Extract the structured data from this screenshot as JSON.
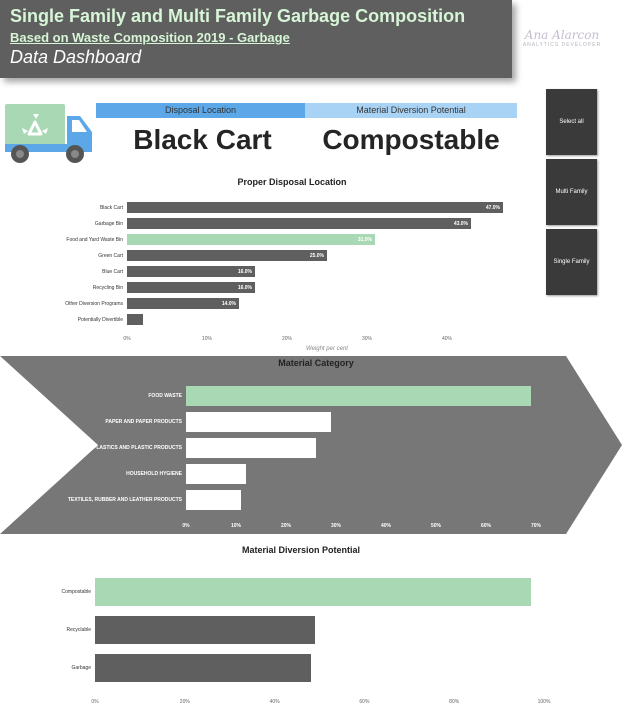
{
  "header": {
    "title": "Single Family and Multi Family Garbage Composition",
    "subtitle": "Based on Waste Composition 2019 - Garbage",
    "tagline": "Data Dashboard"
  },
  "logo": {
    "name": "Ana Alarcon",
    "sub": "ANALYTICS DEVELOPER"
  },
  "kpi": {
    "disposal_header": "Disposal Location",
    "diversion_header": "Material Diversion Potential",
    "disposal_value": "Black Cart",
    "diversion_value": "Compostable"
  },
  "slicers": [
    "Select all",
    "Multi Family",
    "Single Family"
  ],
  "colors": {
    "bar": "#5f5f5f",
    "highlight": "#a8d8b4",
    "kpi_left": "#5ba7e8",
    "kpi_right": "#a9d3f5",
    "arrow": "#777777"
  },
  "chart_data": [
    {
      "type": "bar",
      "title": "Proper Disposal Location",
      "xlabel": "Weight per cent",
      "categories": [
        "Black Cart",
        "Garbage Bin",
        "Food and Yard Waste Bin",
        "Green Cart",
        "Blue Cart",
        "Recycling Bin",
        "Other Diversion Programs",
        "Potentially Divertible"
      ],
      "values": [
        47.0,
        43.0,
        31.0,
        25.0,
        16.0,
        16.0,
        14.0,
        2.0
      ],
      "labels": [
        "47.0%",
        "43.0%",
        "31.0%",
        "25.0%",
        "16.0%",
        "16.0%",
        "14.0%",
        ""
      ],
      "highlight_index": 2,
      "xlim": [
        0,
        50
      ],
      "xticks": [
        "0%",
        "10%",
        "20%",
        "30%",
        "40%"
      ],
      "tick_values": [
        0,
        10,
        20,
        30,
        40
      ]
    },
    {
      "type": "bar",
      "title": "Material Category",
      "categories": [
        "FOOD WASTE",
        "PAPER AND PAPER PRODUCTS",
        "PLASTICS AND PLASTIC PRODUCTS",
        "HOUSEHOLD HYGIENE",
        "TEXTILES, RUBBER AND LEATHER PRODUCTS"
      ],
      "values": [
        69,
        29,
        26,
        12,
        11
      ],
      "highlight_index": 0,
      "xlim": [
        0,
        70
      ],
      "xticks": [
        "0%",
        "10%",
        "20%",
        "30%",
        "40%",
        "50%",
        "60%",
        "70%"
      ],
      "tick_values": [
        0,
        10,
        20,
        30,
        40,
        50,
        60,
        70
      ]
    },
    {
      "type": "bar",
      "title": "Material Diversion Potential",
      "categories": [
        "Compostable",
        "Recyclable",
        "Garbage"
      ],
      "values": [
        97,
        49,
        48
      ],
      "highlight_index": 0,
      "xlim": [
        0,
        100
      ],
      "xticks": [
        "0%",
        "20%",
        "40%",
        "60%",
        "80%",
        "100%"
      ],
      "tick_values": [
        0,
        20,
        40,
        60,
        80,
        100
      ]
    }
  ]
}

...

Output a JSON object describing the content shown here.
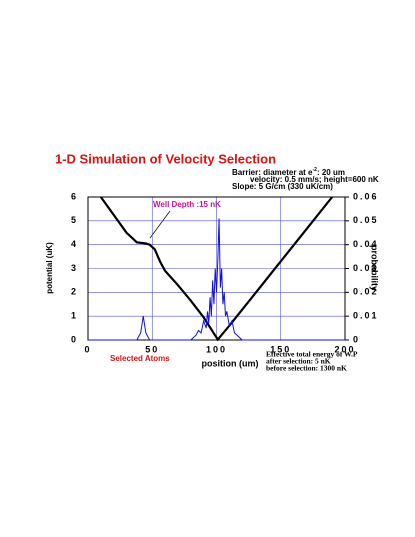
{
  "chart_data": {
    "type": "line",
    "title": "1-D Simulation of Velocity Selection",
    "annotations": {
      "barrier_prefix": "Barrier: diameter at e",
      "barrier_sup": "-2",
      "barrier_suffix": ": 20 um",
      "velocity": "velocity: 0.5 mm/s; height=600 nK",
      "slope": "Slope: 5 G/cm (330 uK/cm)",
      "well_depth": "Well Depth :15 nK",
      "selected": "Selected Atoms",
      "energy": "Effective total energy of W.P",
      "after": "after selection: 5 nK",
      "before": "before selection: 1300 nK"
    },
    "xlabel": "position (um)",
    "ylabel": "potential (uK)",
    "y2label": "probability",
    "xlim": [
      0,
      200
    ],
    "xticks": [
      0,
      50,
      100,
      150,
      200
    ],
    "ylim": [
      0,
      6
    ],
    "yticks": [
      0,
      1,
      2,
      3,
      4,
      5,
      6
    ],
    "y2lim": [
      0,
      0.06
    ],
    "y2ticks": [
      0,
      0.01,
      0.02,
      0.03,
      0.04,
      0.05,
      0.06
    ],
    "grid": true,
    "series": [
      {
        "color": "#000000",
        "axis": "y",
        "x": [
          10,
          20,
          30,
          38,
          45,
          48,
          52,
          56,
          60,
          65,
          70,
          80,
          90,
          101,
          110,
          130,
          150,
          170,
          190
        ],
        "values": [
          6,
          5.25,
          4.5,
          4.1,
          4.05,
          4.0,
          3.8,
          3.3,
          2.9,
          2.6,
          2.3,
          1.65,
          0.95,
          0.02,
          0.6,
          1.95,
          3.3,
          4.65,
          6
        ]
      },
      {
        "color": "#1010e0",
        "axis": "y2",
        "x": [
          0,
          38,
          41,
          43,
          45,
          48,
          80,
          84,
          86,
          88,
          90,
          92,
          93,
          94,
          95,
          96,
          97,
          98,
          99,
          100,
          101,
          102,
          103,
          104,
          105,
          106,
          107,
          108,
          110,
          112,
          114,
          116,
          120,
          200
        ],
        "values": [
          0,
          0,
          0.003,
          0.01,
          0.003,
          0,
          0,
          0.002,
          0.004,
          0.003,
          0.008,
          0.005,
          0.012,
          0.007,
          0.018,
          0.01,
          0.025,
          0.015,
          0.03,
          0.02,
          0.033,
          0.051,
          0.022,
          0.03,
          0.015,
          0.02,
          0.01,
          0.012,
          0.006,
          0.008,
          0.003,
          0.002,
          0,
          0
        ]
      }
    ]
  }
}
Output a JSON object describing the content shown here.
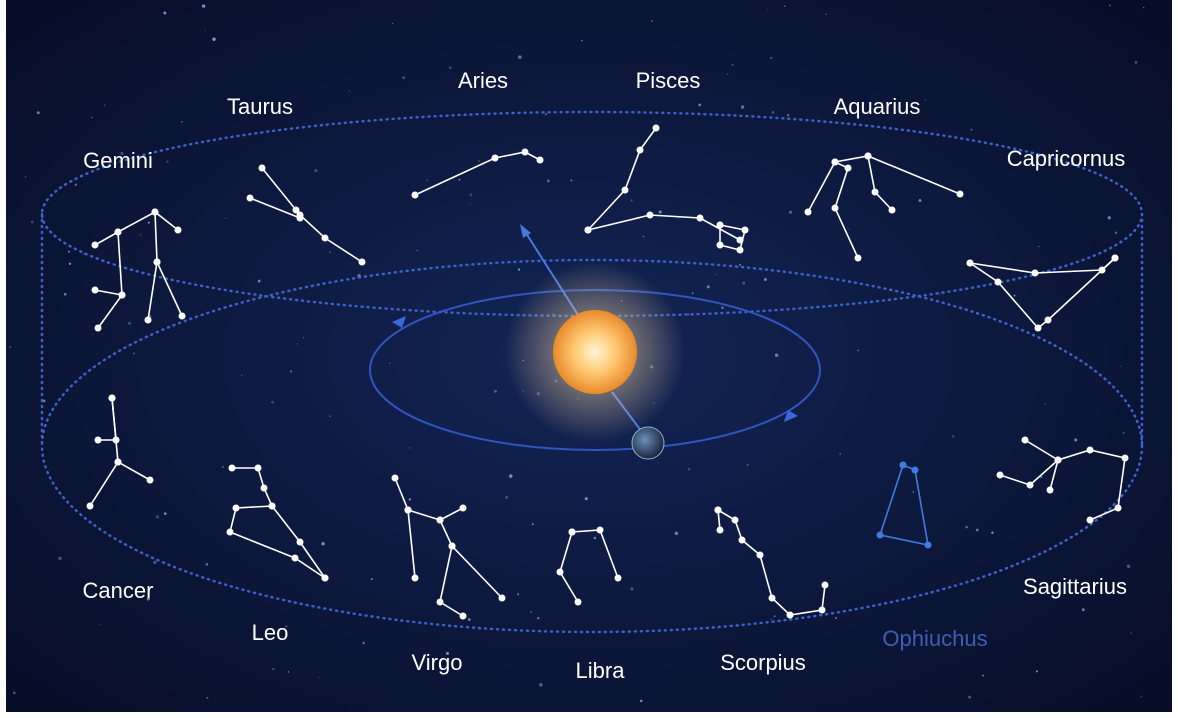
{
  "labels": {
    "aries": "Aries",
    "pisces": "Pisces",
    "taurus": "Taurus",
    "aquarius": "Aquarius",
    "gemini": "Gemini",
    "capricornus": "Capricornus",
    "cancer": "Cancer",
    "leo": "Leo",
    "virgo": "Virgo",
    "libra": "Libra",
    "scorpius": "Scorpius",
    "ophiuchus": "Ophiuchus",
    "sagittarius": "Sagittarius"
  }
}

## GIVEN EXERCISE:
Search the data for the string "Family" and copy each line where it appears.

## COMPLETED EXERCISE:
    "title": "Single Family and Multi Family Garbage Composition",
    "Multi Family",
    "Single Family"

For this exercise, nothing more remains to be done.